--- Exercise inputs ---

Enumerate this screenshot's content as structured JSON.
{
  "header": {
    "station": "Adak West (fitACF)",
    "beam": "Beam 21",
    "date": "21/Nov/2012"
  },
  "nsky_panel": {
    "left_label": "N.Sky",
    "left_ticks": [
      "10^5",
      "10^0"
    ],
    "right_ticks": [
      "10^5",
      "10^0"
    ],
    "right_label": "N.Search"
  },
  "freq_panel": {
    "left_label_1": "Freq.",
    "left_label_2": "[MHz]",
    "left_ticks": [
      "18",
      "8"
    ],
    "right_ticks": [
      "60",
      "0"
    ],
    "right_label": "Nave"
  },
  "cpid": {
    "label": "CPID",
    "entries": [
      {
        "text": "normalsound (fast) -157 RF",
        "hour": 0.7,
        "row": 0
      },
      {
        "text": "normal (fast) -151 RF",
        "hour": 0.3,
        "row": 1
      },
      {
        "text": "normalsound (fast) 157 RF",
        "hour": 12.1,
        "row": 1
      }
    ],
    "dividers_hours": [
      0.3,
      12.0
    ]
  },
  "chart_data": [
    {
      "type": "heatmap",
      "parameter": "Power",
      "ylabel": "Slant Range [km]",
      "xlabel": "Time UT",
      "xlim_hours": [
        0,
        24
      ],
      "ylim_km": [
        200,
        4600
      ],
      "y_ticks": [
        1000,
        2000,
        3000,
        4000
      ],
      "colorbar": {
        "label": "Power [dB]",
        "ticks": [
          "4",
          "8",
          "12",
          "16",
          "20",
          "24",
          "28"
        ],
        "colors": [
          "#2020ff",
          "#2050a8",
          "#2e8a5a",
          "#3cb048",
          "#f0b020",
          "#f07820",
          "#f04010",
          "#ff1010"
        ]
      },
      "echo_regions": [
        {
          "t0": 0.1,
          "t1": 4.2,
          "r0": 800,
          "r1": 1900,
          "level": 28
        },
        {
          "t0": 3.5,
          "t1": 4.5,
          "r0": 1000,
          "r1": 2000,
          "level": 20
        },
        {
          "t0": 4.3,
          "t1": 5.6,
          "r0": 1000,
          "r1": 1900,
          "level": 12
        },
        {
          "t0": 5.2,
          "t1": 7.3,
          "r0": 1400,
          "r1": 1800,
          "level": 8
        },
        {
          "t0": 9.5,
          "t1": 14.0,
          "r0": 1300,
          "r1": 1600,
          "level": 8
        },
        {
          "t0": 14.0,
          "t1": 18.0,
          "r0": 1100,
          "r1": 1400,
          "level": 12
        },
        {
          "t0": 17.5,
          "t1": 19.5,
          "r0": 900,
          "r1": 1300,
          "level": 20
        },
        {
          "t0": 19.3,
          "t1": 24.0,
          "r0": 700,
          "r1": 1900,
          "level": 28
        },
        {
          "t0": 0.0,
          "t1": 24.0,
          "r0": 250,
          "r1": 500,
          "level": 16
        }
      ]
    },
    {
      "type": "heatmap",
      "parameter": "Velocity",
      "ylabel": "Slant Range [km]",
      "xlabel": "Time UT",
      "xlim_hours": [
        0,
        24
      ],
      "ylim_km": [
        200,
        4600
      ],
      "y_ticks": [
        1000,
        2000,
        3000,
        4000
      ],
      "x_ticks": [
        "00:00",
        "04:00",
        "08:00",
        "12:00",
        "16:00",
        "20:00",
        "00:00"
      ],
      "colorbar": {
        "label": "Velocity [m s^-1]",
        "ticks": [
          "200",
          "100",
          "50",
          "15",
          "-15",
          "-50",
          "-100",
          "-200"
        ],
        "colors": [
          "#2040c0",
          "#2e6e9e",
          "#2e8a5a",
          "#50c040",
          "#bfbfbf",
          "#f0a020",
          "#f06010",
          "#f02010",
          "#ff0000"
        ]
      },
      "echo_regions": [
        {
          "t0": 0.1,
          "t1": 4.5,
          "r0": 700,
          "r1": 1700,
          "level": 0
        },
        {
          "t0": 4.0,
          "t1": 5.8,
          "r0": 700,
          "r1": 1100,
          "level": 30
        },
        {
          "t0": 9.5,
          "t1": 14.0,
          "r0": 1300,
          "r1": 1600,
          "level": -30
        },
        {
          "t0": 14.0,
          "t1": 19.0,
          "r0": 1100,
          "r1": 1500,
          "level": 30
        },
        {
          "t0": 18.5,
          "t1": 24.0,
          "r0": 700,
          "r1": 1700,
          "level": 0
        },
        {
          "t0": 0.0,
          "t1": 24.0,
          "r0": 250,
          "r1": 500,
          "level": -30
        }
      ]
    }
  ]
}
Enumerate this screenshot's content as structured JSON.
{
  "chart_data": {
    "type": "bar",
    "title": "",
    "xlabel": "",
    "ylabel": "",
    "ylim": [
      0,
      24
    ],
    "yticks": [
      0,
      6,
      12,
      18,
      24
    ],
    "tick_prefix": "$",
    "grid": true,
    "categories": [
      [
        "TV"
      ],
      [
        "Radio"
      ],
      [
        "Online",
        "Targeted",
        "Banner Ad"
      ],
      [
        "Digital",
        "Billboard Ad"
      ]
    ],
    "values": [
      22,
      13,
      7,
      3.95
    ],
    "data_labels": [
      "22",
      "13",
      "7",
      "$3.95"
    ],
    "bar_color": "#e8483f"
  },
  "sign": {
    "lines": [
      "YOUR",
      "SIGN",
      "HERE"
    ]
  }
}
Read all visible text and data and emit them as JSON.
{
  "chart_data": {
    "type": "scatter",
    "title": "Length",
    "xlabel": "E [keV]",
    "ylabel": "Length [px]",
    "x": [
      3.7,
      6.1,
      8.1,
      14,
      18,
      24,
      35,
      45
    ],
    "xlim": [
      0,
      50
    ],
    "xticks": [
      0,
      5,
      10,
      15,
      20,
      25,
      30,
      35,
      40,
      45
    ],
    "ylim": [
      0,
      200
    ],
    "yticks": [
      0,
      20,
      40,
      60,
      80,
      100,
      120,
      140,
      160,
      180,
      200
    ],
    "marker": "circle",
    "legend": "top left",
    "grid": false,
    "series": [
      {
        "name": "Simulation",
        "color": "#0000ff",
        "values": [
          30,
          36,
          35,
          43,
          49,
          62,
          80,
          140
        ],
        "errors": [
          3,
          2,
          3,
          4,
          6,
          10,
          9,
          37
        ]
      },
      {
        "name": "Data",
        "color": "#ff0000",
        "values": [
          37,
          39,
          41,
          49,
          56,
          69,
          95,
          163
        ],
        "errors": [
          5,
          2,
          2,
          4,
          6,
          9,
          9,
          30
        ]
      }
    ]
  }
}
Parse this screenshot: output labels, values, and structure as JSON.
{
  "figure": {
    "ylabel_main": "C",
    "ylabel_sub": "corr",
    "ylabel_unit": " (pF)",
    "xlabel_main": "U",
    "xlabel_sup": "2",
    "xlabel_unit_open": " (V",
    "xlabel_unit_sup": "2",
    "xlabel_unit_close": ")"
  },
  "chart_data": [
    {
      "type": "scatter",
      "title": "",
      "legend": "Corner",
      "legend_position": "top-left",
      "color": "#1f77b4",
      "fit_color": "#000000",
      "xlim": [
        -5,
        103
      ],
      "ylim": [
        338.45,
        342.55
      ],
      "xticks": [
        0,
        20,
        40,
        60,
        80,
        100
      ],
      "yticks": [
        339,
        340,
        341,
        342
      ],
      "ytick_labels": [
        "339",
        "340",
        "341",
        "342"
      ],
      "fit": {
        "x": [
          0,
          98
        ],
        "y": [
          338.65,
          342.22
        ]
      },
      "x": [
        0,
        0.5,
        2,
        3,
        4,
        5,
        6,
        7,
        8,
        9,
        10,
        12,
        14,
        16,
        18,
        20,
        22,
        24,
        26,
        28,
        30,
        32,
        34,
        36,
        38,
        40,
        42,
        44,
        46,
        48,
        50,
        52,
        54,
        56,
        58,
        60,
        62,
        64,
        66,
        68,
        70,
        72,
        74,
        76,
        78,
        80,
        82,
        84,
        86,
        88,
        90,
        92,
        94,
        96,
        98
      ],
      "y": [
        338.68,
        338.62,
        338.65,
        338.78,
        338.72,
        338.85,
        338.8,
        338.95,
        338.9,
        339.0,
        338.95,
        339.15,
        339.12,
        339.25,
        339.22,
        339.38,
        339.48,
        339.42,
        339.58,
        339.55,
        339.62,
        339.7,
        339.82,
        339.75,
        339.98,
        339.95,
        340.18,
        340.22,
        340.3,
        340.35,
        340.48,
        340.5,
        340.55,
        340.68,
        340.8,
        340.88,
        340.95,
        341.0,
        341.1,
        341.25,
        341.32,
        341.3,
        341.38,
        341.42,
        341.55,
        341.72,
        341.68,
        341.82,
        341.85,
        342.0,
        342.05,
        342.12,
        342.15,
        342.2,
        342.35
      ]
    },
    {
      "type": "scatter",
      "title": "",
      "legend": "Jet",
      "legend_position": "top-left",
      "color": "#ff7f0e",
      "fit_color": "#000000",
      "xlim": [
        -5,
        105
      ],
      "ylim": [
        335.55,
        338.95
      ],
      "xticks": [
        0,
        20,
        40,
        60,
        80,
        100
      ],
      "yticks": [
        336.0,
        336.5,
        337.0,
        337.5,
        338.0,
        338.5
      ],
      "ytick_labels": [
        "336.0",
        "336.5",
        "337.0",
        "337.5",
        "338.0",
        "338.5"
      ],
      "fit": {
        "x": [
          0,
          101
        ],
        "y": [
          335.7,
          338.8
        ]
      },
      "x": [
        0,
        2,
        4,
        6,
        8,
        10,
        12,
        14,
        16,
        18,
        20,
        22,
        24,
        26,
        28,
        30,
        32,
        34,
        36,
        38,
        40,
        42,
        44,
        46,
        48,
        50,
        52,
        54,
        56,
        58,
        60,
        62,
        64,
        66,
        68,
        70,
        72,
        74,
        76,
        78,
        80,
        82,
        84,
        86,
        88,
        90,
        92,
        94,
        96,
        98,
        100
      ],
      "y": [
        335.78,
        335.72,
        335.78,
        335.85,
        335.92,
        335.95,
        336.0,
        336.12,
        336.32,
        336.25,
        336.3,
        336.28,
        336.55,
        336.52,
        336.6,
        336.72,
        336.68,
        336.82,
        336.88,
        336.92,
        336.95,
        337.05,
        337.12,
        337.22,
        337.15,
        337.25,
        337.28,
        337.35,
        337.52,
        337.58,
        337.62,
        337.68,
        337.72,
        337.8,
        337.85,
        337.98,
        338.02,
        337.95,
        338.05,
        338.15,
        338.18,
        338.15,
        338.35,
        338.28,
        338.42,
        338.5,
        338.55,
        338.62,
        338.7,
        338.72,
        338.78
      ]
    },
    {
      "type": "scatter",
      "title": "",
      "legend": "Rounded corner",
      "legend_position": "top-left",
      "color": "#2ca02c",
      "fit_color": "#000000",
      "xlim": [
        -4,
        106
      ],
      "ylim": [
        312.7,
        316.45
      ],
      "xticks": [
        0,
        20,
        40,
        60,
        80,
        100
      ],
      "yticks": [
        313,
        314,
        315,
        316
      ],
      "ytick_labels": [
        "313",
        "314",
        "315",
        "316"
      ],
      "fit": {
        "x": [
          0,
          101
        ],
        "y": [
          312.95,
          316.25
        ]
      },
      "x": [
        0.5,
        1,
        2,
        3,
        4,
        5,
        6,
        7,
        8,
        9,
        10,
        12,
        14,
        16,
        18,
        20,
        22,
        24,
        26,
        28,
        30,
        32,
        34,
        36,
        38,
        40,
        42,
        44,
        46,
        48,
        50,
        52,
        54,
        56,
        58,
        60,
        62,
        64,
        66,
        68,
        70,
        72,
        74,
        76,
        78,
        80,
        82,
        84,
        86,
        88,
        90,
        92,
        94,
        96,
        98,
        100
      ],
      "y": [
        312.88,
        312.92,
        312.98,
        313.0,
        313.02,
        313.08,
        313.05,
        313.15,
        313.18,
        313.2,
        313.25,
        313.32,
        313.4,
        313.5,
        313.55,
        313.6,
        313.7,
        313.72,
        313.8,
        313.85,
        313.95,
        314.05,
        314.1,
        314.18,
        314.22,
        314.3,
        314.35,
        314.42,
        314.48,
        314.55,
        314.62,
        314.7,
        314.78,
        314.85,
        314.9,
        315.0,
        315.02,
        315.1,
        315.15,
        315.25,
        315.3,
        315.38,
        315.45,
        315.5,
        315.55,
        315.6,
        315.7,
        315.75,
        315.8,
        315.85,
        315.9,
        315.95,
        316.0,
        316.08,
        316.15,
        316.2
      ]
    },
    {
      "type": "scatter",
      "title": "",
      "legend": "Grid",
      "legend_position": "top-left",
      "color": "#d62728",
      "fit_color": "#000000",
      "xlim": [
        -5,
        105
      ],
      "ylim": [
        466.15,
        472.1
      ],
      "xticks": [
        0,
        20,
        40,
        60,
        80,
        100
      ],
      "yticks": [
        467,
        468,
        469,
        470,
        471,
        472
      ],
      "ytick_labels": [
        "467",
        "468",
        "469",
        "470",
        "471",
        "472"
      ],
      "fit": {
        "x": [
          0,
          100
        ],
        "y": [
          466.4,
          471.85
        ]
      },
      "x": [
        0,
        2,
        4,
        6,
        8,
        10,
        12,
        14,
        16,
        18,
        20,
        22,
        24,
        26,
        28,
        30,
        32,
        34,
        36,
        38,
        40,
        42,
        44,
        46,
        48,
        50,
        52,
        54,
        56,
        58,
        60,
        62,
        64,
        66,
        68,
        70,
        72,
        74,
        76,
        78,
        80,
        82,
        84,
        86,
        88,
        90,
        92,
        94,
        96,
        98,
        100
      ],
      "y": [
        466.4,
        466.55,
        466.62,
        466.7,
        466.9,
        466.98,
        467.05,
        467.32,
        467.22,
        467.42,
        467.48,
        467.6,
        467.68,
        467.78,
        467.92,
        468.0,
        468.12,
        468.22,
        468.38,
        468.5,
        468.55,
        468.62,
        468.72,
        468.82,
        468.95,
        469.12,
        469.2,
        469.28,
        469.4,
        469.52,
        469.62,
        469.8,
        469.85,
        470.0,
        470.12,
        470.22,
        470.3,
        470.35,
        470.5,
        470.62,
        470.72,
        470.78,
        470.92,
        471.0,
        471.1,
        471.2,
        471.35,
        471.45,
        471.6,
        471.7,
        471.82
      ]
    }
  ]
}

---

# Request:
Go through the listing above and locate each line that holds the word "normalsound". Copy those lines.

# Exercise output:
        "text": "normalsound (fast) -157 RF",
        "text": "normalsound (fast) 157 RF",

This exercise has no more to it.